To do
Within the material below, find each line bearing the word "this" and present it.

--------------------

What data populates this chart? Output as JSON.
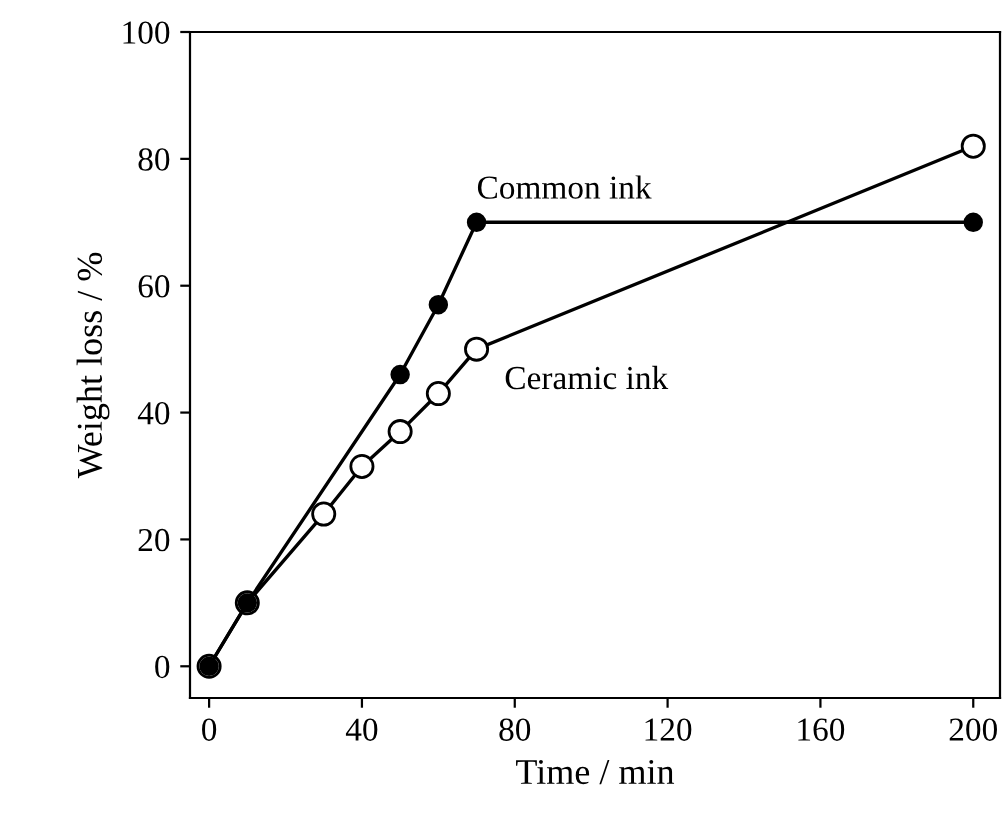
{
  "chart_data": {
    "type": "line",
    "xlabel": "Time / min",
    "ylabel": "Weight loss / %",
    "xlim": [
      -5,
      207
    ],
    "ylim": [
      -5,
      100
    ],
    "xticks": [
      0,
      40,
      80,
      120,
      160,
      200
    ],
    "yticks": [
      0,
      20,
      40,
      60,
      80,
      100
    ],
    "grid": false,
    "legend": false,
    "marker": "circle",
    "line_style": "solid",
    "series": [
      {
        "name": "Common ink",
        "color": "#000000",
        "x": [
          0,
          10,
          50,
          60,
          70,
          200
        ],
        "values": [
          0,
          10,
          46,
          57,
          70,
          70
        ]
      },
      {
        "name": "Ceramic ink",
        "color": "#000000",
        "x": [
          0,
          10,
          30,
          40,
          50,
          60,
          70,
          200
        ],
        "values": [
          0,
          10,
          24,
          31.5,
          37,
          43,
          50,
          82
        ]
      }
    ]
  }
}
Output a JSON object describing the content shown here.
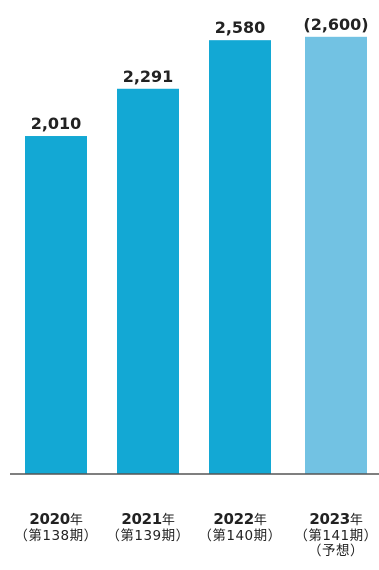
{
  "chart_data": {
    "type": "bar",
    "categories": [
      "2020",
      "2021",
      "2022",
      "2023"
    ],
    "values": [
      2010,
      2291,
      2580,
      2600
    ],
    "value_labels": [
      "2,010",
      "2,291",
      "2,580",
      "(2,600)"
    ],
    "ylim": [
      0,
      2700
    ],
    "grid": false,
    "x_labels": [
      {
        "year": "2020",
        "unit": "年",
        "term": "（第138期）",
        "note": ""
      },
      {
        "year": "2021",
        "unit": "年",
        "term": "（第139期）",
        "note": ""
      },
      {
        "year": "2022",
        "unit": "年",
        "term": "（第140期）",
        "note": ""
      },
      {
        "year": "2023",
        "unit": "年",
        "term": "（第141期）",
        "note": "（予想）"
      }
    ]
  },
  "colors": {
    "actual": "#13a8d4",
    "forecast": "#72c2e3",
    "baseline": "#555555",
    "label": "#222222"
  }
}
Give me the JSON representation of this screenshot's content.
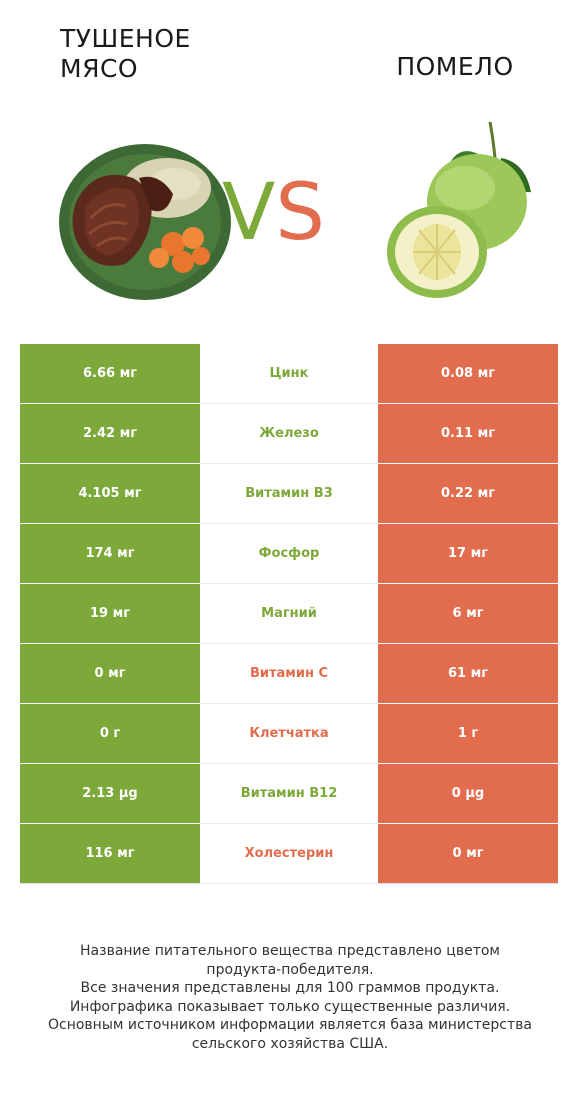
{
  "header": {
    "left_title": "ТУШЕНОЕ МЯСО",
    "right_title": "ПОМЕЛО",
    "vs_v": "V",
    "vs_s": "S"
  },
  "colors": {
    "winner_left": "#7da83a",
    "winner_right": "#e26d4e"
  },
  "rows": [
    {
      "left": "6.66 мг",
      "nutrient": "Цинк",
      "right": "0.08 мг",
      "winner": "left"
    },
    {
      "left": "2.42 мг",
      "nutrient": "Железо",
      "right": "0.11 мг",
      "winner": "left"
    },
    {
      "left": "4.105 мг",
      "nutrient": "Витамин B3",
      "right": "0.22 мг",
      "winner": "left"
    },
    {
      "left": "174 мг",
      "nutrient": "Фосфор",
      "right": "17 мг",
      "winner": "left"
    },
    {
      "left": "19 мг",
      "nutrient": "Магний",
      "right": "6 мг",
      "winner": "left"
    },
    {
      "left": "0 мг",
      "nutrient": "Витамин C",
      "right": "61 мг",
      "winner": "right"
    },
    {
      "left": "0 г",
      "nutrient": "Клетчатка",
      "right": "1 г",
      "winner": "right"
    },
    {
      "left": "2.13 µg",
      "nutrient": "Витамин B12",
      "right": "0 µg",
      "winner": "left"
    },
    {
      "left": "116 мг",
      "nutrient": "Холестерин",
      "right": "0 мг",
      "winner": "right"
    }
  ],
  "footer": {
    "line1": "Название питательного вещества представлено цветом",
    "line2": "продукта-победителя.",
    "line3": "Все значения представлены для 100 граммов продукта.",
    "line4": "Инфографика показывает только существенные различия.",
    "line5": "Основным источником информации является база министерства",
    "line6": "сельского хозяйства США."
  }
}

--------------------

Correct result
What data populates this chart? Output as JSON.
Give me the JSON representation of this screenshot's content.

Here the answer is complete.